──────── Dataset records ────────

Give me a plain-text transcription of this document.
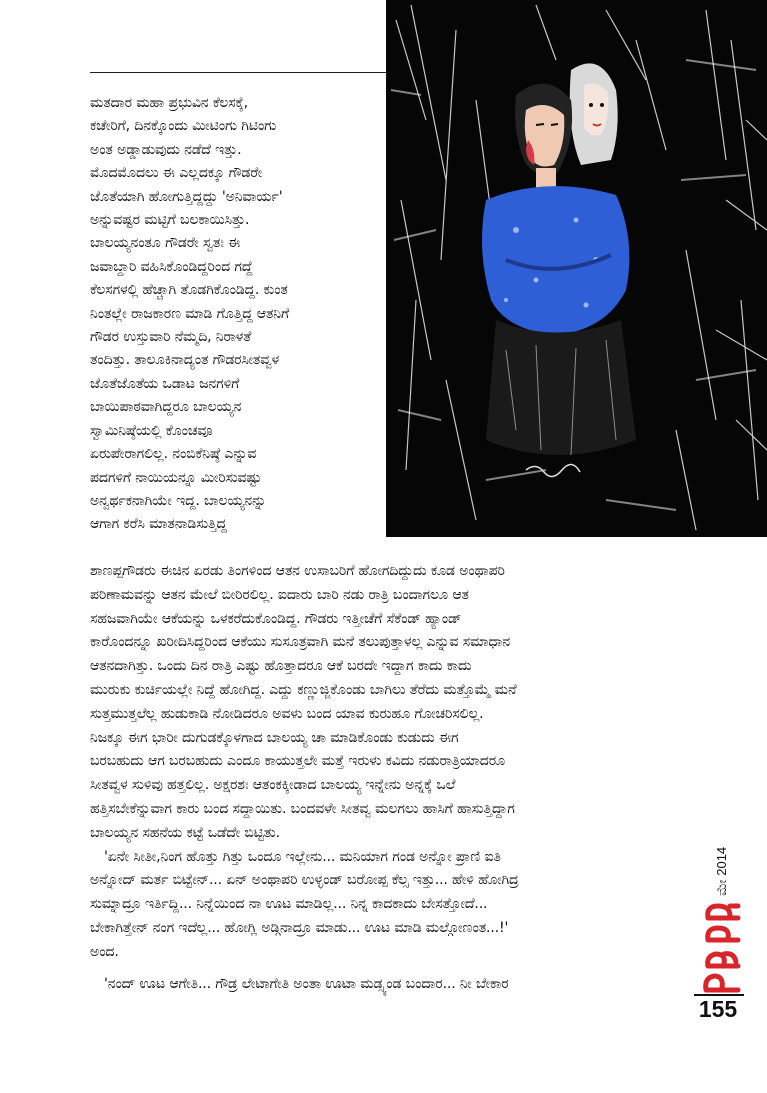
ಮತದಾರ ಮಹಾ ಪ್ರಭುವಿನ ಕೆಲಸಕ್ಕೆ,
ಕಚೇರಿಗೆ, ದಿನಕ್ಕೊಂದು ಮೀಟಿಂಗು ಗಿಟಿಂಗು
ಅಂತ ಅಡ್ಡಾಡುವುದು ನಡೆದೆ ಇತ್ತು.
ಮೊದಮೊದಲು ಈ ಎಲ್ಲದಕ್ಕೂ ಗೌಡರೇ
ಜೊತೆಯಾಗಿ ಹೋಗುತ್ತಿದ್ದದ್ದು 'ಅನಿವಾರ್ಯ'
ಅನ್ನುವಷ್ಟರ ಮಟ್ಟಿಗೆ ಬಲಕಾಯಿಸಿತ್ತು.
ಬಾಲಯ್ಯನಂತೂ ಗೌಡರೇ ಸ್ವತಃ ಈ
ಜವಾಬ್ದಾರಿ ವಹಿಸಿಕೊಂಡಿದ್ದರಿಂದ ಗದ್ದೆ
ಕೆಲಸಗಳಲ್ಲಿ ಹೆಚ್ಚಾಗಿ ತೊಡಗಿಕೊಂಡಿದ್ದ. ಕುಂತ
ನಿಂತಲ್ಲೇ ರಾಜಕಾರಣ ಮಾಡಿ ಗೊತ್ತಿದ್ದ ಆತನಿಗೆ
ಗೌಡರ ಉಸ್ತುವಾರಿ ನೆಮ್ಮದಿ, ನಿರಾಳತೆ
ತಂದಿತ್ತು. ತಾಲೂಕಿನಾದ್ಯಂತ ಗೌಡರಸೀತವ್ವಳ
ಜೊತೆಜೊತೆಯ ಒಡಾಟ ಜನಗಳಿಗೆ
ಬಾಯಿಪಾಠವಾಗಿದ್ದರೂ ಬಾಲಯ್ಯನ
ಸ್ವಾಮಿನಿಷ್ಠೆಯಲ್ಲಿ ಕೊಂಚವೂ
ಏರುಪೇರಾಗಲಿಲ್ಲ. ನಂಬಿಕೆನಿಷ್ಠೆ ಎನ್ನುವ
ಪದಗಳಿಗೆ ನಾಯಿಯನ್ನೂ ಮೀರಿಸುವಷ್ಟು
ಅನ್ವರ್ಥಕನಾಗಿಯೇ ಇದ್ದ. ಬಾಲಯ್ಯನನ್ನು
ಆಗಾಗ ಕರೆಸಿ ಮಾತನಾಡಿಸುತ್ತಿದ್ದ
ಶಾಣಪ್ಪಗೌಡರು ಈಚಿನ ಏರಡು ತಿಂಗಳಿಂದ ಆತನ ಉಸಾಬರಿಗೆ ಹೋಗದಿದ್ದುದು ಕೂಡ ಅಂಥಾಪರಿ
ಪರಿಣಾಮವನ್ನು ಆತನ ಮೇಲೆ ಬೀರಿರಲಿಲ್ಲ. ಐದಾರು ಬಾರಿ ನಡು ರಾತ್ರಿ ಬಂದಾಗಲೂ ಆತ
ಸಹಜವಾಗಿಯೇ ಆಕೆಯನ್ನು ಒಳಕರೆದುಕೊಂಡಿದ್ದ. ಗೌಡರು ಇತ್ತೀಚೆಗೆ ಸೆಕೆಂಡ್ ಹ್ಯಾಂಡ್
ಕಾರೊಂದನ್ನೂ ಖರೀದಿಸಿದ್ದರಿಂದ ಆಕೆಯು ಸುಸೂತ್ರವಾಗಿ ಮನೆ ತಲುಪುತ್ತಾಳಲ್ಲ ಎನ್ನುವ ಸಮಾಧಾನ
ಆತನದಾಗಿತ್ತು. ಒಂದು ದಿನ ರಾತ್ರಿ ಎಷ್ಟು ಹೊತ್ತಾದರೂ ಆಕೆ ಬರದೇ ಇದ್ದಾಗ ಕಾದು ಕಾದು
ಮುರುಕು ಕುರ್ಚಿಯಲ್ಲೇ ನಿದ್ದೆ ಹೋಗಿದ್ದ. ಎದ್ದು ಕಣ್ಣುಜ್ಜಿಕೊಂಡು ಬಾಗಿಲು ತೆರೆದು ಮತ್ತೊಮ್ಮೆ ಮನೆ
ಸುತ್ತಮುತ್ತಲೆಲ್ಲ ಹುಡುಕಾಡಿ ನೋಡಿದರೂ ಅವಳು ಬಂದ ಯಾವ ಕುರುಹೂ ಗೋಚರಿಸಲಿಲ್ಲ.
ನಿಜಕ್ಕೂ ಈಗ ಭಾರೀ ದುಗುಡಕ್ಕೊಳಗಾದ ಬಾಲಯ್ಯ ಚಾ ಮಾಡಿಕೊಂಡು ಕುಡುದು ಈಗ
ಬರಬಹುದು ಆಗ ಬರಬಹುದು ಎಂದೂ ಕಾಯುತ್ತಲೇ ಮತ್ತೆ ಇರುಳು ಕವಿದು ನಡುರಾತ್ರಿಯಾದರೂ
ಸೀತವ್ವಳ ಸುಳಿವು ಹತ್ತಲಿಲ್ಲ. ಅಕ್ಷರಶಃ ಆತಂಕಕ್ಕೀಡಾದ ಬಾಲಯ್ಯ ಇನ್ನೇನು ಅನ್ನಕ್ಕೆ ಒಲೆ
ಹತ್ತಿಸಬೇಕೆನ್ನುವಾಗ ಕಾರು ಬಂದ ಸದ್ದಾಯಿತು. ಬಂದವಳೇ ಸೀತವ್ವ ಮಲಗಲು ಹಾಸಿಗೆ ಹಾಸುತ್ತಿದ್ದಾಗ
ಬಾಲಯ್ಯನ ಸಹನೆಯ ಕಟ್ಟೆ ಒಡೆದೇ ಬಿಟ್ಟಿತು.
'ಏನೇ ಸೀತೀ,ನಿಂಗ ಹೊತ್ತು ಗಿತ್ತು ಒಂದೂ ಇಲ್ಲೇನು... ಮನಿಯಾಗ ಗಂಡ ಅನ್ನೋ ಪ್ರಾಣಿ ಐತಿ
ಅನ್ನೋದ್ ಮರ್ತ ಬಿಟ್ಟೇನ್... ಏನ್ ಅಂಥಾಪರಿ ಉಳ್ಳಂಡ್ ಬರೋಪ್ಪ ಕೆಲ್ಸ ಇತ್ತು... ಹೇಳಿ ಹೋಗಿದ್ರ
ಸುಮ್ನಾದ್ರೂ ಇರ್ತಿದ್ದಿ... ನಿನ್ನೆಯಿಂದ ನಾ ಊಟ ಮಾಡಿಲ್ಲ... ನಿನ್ನ ಕಾದಕಾದು ಬೇಸತ್ತೋದೆ...
ಬೇಕಾಗಿತ್ತೇನ್ ನಂಗ ಇದೆಲ್ಲ... ಹೋಗ್ಲಿ ಅಡ್ಗಿನಾದ್ರೂ ಮಾಡು... ಊಟ ಮಾಡಿ ಮಲ್ಗೋಣಂತ...!'
ಅಂದ.
'ನಂದ್ ಊಟ ಆಗೇತಿ... ಗೌಡ್ರ ಲೇಟಾಗೇತಿ ಅಂತಾ ಊಟಾ ಮಡ್ಸ್ಯಂಡ ಬಂದಾರ... ನೀ ಬೇಕಾರ
ಮೇ 2014
155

────────

▸ **Aim**: Write out the records above exactly as they stand, leaving out every picture.

▸ **Reply**:
Give me a plain-text transcription of this document.
ಮತದಾರ ಮಹಾ ಪ್ರಭುವಿನ ಕೆಲಸಕ್ಕೆ,
ಕಚೇರಿಗೆ, ದಿನಕ್ಕೊಂದು ಮೀಟಿಂಗು ಗಿಟಿಂಗು
ಅಂತ ಅಡ್ಡಾಡುವುದು ನಡೆದೆ ಇತ್ತು.
ಮೊದಮೊದಲು ಈ ಎಲ್ಲದಕ್ಕೂ ಗೌಡರೇ
ಜೊತೆಯಾಗಿ ಹೋಗುತ್ತಿದ್ದದ್ದು 'ಅನಿವಾರ್ಯ'
ಅನ್ನುವಷ್ಟರ ಮಟ್ಟಿಗೆ ಬಲಕಾಯಿಸಿತ್ತು.
ಬಾಲಯ್ಯನಂತೂ ಗೌಡರೇ ಸ್ವತಃ ಈ
ಜವಾಬ್ದಾರಿ ವಹಿಸಿಕೊಂಡಿದ್ದರಿಂದ ಗದ್ದೆ
ಕೆಲಸಗಳಲ್ಲಿ ಹೆಚ್ಚಾಗಿ ತೊಡಗಿಕೊಂಡಿದ್ದ. ಕುಂತ
ನಿಂತಲ್ಲೇ ರಾಜಕಾರಣ ಮಾಡಿ ಗೊತ್ತಿದ್ದ ಆತನಿಗೆ
ಗೌಡರ ಉಸ್ತುವಾರಿ ನೆಮ್ಮದಿ, ನಿರಾಳತೆ
ತಂದಿತ್ತು. ತಾಲೂಕಿನಾದ್ಯಂತ ಗೌಡರಸೀತವ್ವಳ
ಜೊತೆಜೊತೆಯ ಒಡಾಟ ಜನಗಳಿಗೆ
ಬಾಯಿಪಾಠವಾಗಿದ್ದರೂ ಬಾಲಯ್ಯನ
ಸ್ವಾಮಿನಿಷ್ಠೆಯಲ್ಲಿ ಕೊಂಚವೂ
ಏರುಪೇರಾಗಲಿಲ್ಲ. ನಂಬಿಕೆನಿಷ್ಠೆ ಎನ್ನುವ
ಪದಗಳಿಗೆ ನಾಯಿಯನ್ನೂ ಮೀರಿಸುವಷ್ಟು
ಅನ್ವರ್ಥಕನಾಗಿಯೇ ಇದ್ದ. ಬಾಲಯ್ಯನನ್ನು
ಆಗಾಗ ಕರೆಸಿ ಮಾತನಾಡಿಸುತ್ತಿದ್ದ
ಶಾಣಪ್ಪಗೌಡರು ಈಚಿನ ಏರಡು ತಿಂಗಳಿಂದ ಆತನ ಉಸಾಬರಿಗೆ ಹೋಗದಿದ್ದುದು ಕೂಡ ಅಂಥಾಪರಿ
ಪರಿಣಾಮವನ್ನು ಆತನ ಮೇಲೆ ಬೀರಿರಲಿಲ್ಲ. ಐದಾರು ಬಾರಿ ನಡು ರಾತ್ರಿ ಬಂದಾಗಲೂ ಆತ
ಸಹಜವಾಗಿಯೇ ಆಕೆಯನ್ನು ಒಳಕರೆದುಕೊಂಡಿದ್ದ. ಗೌಡರು ಇತ್ತೀಚೆಗೆ ಸೆಕೆಂಡ್ ಹ್ಯಾಂಡ್
ಕಾರೊಂದನ್ನೂ ಖರೀದಿಸಿದ್ದರಿಂದ ಆಕೆಯು ಸುಸೂತ್ರವಾಗಿ ಮನೆ ತಲುಪುತ್ತಾಳಲ್ಲ ಎನ್ನುವ ಸಮಾಧಾನ
ಆತನದಾಗಿತ್ತು. ಒಂದು ದಿನ ರಾತ್ರಿ ಎಷ್ಟು ಹೊತ್ತಾದರೂ ಆಕೆ ಬರದೇ ಇದ್ದಾಗ ಕಾದು ಕಾದು
ಮುರುಕು ಕುರ್ಚಿಯಲ್ಲೇ ನಿದ್ದೆ ಹೋಗಿದ್ದ. ಎದ್ದು ಕಣ್ಣುಜ್ಜಿಕೊಂಡು ಬಾಗಿಲು ತೆರೆದು ಮತ್ತೊಮ್ಮೆ ಮನೆ
ಸುತ್ತಮುತ್ತಲೆಲ್ಲ ಹುಡುಕಾಡಿ ನೋಡಿದರೂ ಅವಳು ಬಂದ ಯಾವ ಕುರುಹೂ ಗೋಚರಿಸಲಿಲ್ಲ.
ನಿಜಕ್ಕೂ ಈಗ ಭಾರೀ ದುಗುಡಕ್ಕೊಳಗಾದ ಬಾಲಯ್ಯ ಚಾ ಮಾಡಿಕೊಂಡು ಕುಡುದು ಈಗ
ಬರಬಹುದು ಆಗ ಬರಬಹುದು ಎಂದೂ ಕಾಯುತ್ತಲೇ ಮತ್ತೆ ಇರುಳು ಕವಿದು ನಡುರಾತ್ರಿಯಾದರೂ
ಸೀತವ್ವಳ ಸುಳಿವು ಹತ್ತಲಿಲ್ಲ. ಅಕ್ಷರಶಃ ಆತಂಕಕ್ಕೀಡಾದ ಬಾಲಯ್ಯ ಇನ್ನೇನು ಅನ್ನಕ್ಕೆ ಒಲೆ
ಹತ್ತಿಸಬೇಕೆನ್ನುವಾಗ ಕಾರು ಬಂದ ಸದ್ದಾಯಿತು. ಬಂದವಳೇ ಸೀತವ್ವ ಮಲಗಲು ಹಾಸಿಗೆ ಹಾಸುತ್ತಿದ್ದಾಗ
ಬಾಲಯ್ಯನ ಸಹನೆಯ ಕಟ್ಟೆ ಒಡೆದೇ ಬಿಟ್ಟಿತು.
'ಏನೇ ಸೀತೀ,ನಿಂಗ ಹೊತ್ತು ಗಿತ್ತು ಒಂದೂ ಇಲ್ಲೇನು... ಮನಿಯಾಗ ಗಂಡ ಅನ್ನೋ ಪ್ರಾಣಿ ಐತಿ
ಅನ್ನೋದ್ ಮರ್ತ ಬಿಟ್ಟೇನ್... ಏನ್ ಅಂಥಾಪರಿ ಉಳ್ಳಂಡ್ ಬರೋಪ್ಪ ಕೆಲ್ಸ ಇತ್ತು... ಹೇಳಿ ಹೋಗಿದ್ರ
ಸುಮ್ನಾದ್ರೂ ಇರ್ತಿದ್ದಿ... ನಿನ್ನೆಯಿಂದ ನಾ ಊಟ ಮಾಡಿಲ್ಲ... ನಿನ್ನ ಕಾದಕಾದು ಬೇಸತ್ತೋದೆ...
ಬೇಕಾಗಿತ್ತೇನ್ ನಂಗ ಇದೆಲ್ಲ... ಹೋಗ್ಲಿ ಅಡ್ಗಿನಾದ್ರೂ ಮಾಡು... ಊಟ ಮಾಡಿ ಮಲ್ಗೋಣಂತ...!'
ಅಂದ.
'ನಂದ್ ಊಟ ಆಗೇತಿ... ಗೌಡ್ರ ಲೇಟಾಗೇತಿ ಅಂತಾ ಊಟಾ ಮಡ್ಸ್ಯಂಡ ಬಂದಾರ... ನೀ ಬೇಕಾರ
ಮೇ 2014
155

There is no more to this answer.